* _SET EXERCISE_
Pick out each line with the word "arrow" from the material that follows.

* _Collected data_
_ _ _ _ _
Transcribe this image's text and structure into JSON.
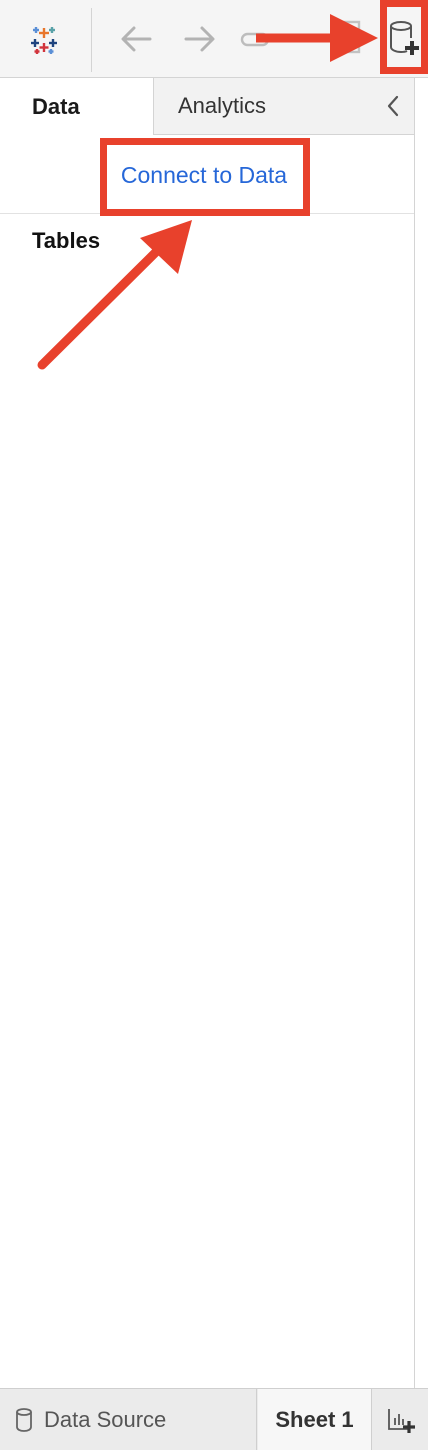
{
  "toolbar": {
    "logo_icon": "tableau-logo-icon",
    "back_icon": "arrow-left-icon",
    "forward_icon": "arrow-right-icon",
    "new_data_source_icon": "database-plus-icon"
  },
  "tabs": {
    "data_label": "Data",
    "analytics_label": "Analytics",
    "collapse_icon": "chevron-left-icon"
  },
  "data_pane": {
    "connect_label": "Connect to Data",
    "tables_heading": "Tables"
  },
  "bottom_bar": {
    "data_source_label": "Data Source",
    "data_source_icon": "database-icon",
    "sheet_label": "Sheet 1",
    "new_sheet_icon": "new-worksheet-icon"
  },
  "colors": {
    "annotation": "#e8412c",
    "link": "#2667d8",
    "logo_orange": "#e8762b",
    "logo_blue": "#5b8fd6",
    "logo_red": "#d1343c",
    "logo_navy": "#1f447e",
    "logo_teal": "#59a2a8"
  }
}
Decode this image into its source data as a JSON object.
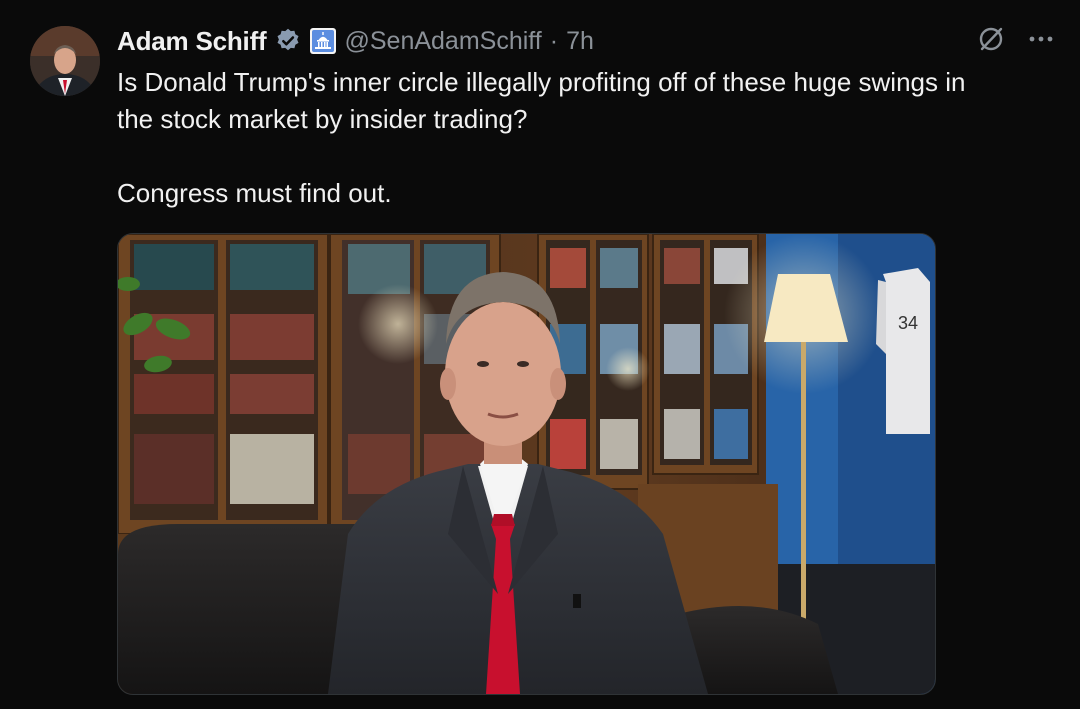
{
  "author": {
    "display_name": "Adam Schiff",
    "handle": "@SenAdamSchiff",
    "separator": "·",
    "timestamp": "7h",
    "verified_icon": "verified-badge-icon",
    "affiliation_icon": "capitol-building-icon"
  },
  "tweet": {
    "line1": "Is Donald Trump's inner circle illegally profiting off of these huge swings in",
    "line2": "the stock market by insider trading?",
    "line3": "Congress must find out."
  },
  "actions": {
    "grok_icon": "grok-slash-circle-icon",
    "more_icon": "more-dots-icon"
  },
  "media": {
    "type": "video-thumbnail"
  },
  "colors": {
    "background": "#0a0a0a",
    "text": "#f1f1f1",
    "secondary_text": "#8b9198",
    "verified": "#8a9bb0",
    "tie": "#c8102e"
  }
}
_ _ _ _ _
* _OUTPUT FOR THIS TASK_
    "back_icon": "arrow-left-icon",
    "forward_icon": "arrow-right-icon",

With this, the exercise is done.